Begin GIVEN DATA

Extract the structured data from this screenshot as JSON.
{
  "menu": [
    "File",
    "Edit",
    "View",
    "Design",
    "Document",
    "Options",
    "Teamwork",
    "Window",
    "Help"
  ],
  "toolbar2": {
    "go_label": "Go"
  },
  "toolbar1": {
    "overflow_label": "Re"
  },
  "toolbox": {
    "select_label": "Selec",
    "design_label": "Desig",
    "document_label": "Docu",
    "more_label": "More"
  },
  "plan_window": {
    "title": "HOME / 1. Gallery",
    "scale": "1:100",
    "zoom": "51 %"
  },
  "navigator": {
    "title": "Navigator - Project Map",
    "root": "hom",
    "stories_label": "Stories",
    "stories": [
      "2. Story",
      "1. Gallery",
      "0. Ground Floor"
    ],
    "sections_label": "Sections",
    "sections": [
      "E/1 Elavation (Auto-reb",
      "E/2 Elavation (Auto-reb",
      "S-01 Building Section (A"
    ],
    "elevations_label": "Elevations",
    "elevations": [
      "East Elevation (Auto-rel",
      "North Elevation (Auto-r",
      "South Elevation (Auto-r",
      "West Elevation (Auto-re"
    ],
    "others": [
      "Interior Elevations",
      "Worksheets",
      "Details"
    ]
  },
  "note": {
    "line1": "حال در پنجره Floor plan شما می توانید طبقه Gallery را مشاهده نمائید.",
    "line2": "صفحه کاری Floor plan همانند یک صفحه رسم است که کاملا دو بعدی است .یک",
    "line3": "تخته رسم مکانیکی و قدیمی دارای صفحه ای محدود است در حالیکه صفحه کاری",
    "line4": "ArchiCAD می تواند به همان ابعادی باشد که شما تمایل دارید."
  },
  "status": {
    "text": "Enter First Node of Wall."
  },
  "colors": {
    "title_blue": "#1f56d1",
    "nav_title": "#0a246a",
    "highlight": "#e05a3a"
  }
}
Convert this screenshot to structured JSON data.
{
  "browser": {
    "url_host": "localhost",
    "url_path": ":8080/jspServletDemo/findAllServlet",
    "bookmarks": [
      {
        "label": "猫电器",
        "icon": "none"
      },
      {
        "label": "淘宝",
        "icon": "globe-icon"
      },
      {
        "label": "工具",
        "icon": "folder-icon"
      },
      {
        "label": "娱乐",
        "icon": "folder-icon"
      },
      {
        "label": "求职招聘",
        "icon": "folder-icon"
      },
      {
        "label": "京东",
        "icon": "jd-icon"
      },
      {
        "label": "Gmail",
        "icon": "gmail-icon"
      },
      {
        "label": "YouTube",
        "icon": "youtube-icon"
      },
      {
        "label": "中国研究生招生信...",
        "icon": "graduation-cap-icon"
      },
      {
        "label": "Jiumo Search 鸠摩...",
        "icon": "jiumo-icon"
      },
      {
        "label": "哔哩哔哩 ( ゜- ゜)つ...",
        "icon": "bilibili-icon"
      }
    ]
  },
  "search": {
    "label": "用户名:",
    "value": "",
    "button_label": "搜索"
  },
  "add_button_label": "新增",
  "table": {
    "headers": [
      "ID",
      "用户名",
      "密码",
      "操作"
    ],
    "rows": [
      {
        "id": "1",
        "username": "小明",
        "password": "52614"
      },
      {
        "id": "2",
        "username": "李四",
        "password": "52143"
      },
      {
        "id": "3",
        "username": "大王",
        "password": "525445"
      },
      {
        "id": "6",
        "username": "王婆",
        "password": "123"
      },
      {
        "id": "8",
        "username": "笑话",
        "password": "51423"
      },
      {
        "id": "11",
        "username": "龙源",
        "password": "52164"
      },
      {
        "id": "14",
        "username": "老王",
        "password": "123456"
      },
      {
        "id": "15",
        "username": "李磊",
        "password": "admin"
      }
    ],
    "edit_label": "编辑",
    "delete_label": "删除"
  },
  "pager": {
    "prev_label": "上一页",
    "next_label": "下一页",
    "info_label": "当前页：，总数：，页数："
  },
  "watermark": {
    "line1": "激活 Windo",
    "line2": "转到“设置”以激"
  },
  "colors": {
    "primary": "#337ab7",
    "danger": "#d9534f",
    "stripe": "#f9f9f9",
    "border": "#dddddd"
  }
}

End GIVEN DATA

INSTRUCTION:
Go through the records line by line and count those containing the string "username". Give only the total.

EXERCISE ANSWER:
8